* _Set task_: Scan the lines below for the word "color". Copy each line you find it in.

-- START Extracted entries --

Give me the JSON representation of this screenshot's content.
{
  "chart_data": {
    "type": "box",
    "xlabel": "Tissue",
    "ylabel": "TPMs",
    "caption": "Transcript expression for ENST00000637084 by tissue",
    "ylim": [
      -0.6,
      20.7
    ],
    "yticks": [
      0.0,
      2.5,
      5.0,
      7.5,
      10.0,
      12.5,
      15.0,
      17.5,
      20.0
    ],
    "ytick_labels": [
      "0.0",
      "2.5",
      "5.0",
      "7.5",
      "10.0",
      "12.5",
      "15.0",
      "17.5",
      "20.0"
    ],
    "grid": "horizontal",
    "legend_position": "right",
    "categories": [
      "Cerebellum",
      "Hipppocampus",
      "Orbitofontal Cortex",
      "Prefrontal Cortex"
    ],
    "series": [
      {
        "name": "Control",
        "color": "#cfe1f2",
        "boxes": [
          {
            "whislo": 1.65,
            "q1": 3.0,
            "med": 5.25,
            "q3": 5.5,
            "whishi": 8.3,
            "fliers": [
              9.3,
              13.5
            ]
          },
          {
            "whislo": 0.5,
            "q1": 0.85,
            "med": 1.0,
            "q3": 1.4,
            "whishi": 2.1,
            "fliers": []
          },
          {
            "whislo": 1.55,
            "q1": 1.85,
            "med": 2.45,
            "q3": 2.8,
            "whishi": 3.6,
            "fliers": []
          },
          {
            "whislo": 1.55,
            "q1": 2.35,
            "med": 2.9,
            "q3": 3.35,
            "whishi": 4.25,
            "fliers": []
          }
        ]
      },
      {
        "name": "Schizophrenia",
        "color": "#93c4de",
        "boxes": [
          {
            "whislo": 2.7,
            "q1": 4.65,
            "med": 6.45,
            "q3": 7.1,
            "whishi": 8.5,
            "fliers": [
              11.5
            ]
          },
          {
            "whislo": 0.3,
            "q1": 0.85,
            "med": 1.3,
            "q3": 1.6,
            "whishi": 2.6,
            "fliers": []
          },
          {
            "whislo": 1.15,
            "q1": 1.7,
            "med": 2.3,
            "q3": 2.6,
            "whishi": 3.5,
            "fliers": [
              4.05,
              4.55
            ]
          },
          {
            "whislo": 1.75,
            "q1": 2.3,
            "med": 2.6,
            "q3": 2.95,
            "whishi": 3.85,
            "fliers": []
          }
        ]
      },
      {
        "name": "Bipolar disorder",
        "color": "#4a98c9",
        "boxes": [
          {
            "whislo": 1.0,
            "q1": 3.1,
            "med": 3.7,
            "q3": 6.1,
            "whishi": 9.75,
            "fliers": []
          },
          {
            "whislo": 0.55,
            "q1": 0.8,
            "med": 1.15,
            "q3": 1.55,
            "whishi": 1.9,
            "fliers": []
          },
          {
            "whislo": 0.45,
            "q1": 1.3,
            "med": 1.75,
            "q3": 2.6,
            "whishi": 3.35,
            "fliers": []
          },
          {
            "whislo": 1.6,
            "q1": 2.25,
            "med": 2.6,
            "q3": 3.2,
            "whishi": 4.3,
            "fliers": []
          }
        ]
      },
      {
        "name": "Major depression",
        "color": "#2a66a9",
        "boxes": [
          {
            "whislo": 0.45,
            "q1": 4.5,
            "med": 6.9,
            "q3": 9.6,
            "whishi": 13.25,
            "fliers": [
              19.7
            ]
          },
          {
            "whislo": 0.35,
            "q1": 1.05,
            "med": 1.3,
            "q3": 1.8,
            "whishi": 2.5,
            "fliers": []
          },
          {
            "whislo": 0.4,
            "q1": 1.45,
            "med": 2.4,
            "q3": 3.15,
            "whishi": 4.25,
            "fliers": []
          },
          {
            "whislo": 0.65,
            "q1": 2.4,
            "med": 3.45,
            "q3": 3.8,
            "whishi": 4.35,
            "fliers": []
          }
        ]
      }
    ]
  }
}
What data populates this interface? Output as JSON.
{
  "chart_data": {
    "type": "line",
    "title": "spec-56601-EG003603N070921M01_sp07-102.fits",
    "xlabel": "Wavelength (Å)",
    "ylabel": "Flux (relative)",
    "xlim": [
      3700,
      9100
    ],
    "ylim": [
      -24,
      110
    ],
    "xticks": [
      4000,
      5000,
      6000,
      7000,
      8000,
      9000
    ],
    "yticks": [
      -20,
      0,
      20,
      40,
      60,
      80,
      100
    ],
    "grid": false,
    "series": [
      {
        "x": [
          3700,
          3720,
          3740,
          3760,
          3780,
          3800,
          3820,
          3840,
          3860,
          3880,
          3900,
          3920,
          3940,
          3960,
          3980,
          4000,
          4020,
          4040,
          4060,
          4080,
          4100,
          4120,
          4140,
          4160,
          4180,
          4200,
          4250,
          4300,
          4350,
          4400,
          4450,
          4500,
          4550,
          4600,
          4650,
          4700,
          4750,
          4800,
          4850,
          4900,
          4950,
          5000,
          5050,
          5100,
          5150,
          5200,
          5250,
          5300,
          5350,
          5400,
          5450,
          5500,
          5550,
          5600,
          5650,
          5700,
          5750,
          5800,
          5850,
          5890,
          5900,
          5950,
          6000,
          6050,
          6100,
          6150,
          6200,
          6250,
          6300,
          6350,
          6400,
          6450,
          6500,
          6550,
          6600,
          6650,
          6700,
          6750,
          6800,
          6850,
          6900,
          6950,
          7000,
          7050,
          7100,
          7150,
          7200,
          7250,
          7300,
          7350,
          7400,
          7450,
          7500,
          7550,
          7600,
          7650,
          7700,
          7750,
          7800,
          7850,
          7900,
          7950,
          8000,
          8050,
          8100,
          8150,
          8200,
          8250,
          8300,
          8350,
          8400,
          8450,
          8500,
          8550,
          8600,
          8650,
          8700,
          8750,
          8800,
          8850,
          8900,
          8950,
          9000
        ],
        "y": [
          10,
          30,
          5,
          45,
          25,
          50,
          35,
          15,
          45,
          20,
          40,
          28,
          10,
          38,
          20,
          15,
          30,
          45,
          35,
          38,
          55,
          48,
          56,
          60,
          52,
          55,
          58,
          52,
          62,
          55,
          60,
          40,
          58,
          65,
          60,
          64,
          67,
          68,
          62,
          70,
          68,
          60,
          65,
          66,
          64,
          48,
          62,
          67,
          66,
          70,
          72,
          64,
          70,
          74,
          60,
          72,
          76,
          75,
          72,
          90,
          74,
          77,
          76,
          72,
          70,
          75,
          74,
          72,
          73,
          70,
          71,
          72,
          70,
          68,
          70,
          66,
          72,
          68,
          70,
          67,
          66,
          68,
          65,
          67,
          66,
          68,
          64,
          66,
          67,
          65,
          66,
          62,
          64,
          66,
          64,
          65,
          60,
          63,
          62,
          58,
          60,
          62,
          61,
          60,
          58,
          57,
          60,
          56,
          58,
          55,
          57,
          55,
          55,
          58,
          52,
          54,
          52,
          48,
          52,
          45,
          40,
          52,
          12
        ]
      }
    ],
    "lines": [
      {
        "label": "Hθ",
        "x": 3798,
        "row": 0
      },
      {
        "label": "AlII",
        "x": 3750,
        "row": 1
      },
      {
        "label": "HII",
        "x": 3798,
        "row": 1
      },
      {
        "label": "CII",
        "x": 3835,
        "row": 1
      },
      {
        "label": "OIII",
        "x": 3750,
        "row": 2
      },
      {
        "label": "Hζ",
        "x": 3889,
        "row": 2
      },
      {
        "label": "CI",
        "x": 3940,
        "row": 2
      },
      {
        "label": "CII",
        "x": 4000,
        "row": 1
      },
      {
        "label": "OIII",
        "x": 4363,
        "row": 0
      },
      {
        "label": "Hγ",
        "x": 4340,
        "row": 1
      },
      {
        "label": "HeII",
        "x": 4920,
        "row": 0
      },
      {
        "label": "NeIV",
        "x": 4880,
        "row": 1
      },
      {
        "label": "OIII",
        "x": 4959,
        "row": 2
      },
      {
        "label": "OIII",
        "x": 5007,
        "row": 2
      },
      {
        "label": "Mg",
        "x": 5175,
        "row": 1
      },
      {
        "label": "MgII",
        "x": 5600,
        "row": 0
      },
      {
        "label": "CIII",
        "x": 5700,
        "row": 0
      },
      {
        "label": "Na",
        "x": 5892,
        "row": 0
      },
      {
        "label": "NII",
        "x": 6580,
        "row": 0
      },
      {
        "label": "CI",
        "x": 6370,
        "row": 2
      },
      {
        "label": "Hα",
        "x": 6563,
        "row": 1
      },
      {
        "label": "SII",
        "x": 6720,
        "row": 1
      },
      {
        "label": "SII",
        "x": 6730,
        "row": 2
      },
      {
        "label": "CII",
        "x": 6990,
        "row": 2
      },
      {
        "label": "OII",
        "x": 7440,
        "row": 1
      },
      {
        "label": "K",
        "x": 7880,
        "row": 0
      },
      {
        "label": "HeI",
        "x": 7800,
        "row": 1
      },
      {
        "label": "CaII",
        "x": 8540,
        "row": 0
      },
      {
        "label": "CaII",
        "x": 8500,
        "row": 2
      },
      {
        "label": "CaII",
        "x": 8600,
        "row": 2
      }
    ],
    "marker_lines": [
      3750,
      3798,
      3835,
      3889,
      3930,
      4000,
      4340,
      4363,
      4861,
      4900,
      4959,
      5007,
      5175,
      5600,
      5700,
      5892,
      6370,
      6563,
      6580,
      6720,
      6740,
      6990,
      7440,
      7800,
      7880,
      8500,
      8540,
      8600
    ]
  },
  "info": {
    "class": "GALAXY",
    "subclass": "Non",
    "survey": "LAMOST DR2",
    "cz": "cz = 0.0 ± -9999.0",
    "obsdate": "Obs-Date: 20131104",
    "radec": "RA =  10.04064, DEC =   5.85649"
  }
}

-- END Extracted entries --

* _Response_:
        "color": "#cfe1f2",
        "color": "#93c4de",
        "color": "#4a98c9",
        "color": "#2a66a9",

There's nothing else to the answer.